● GIVEN INFORMATION
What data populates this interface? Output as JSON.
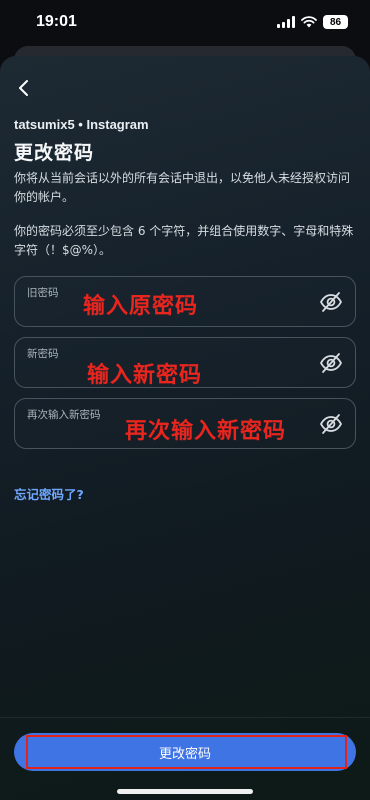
{
  "status_bar": {
    "time": "19:01",
    "battery": "86"
  },
  "header": {
    "back_icon": "chevron-left-icon",
    "account_line": "tatsumix5 • Instagram",
    "title": "更改密码"
  },
  "description": {
    "line1": "你将从当前会话以外的所有会话中退出，以免他人未经授权访问你的帐户。",
    "line2": "你的密码必须至少包含 6 个字符，并组合使用数字、字母和特殊字符（！$@%）。"
  },
  "fields": [
    {
      "label": "旧密码",
      "annotation": "输入原密码",
      "value": "",
      "icon": "eye-slash-icon"
    },
    {
      "label": "新密码",
      "annotation": "输入新密码",
      "value": "",
      "icon": "eye-slash-icon"
    },
    {
      "label": "再次输入新密码",
      "annotation": "再次输入新密码",
      "value": "",
      "icon": "eye-slash-icon"
    }
  ],
  "forgot_link": "忘记密码了?",
  "submit_label": "更改密码",
  "colors": {
    "accent_button": "#3f74e4",
    "link": "#6fa8ff",
    "annotation": "#e8251e"
  }
}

● WORK REQUIRED
Say how many lines in the listing above include "annotation". Give nothing but the number.

● TASK OUTPUT
4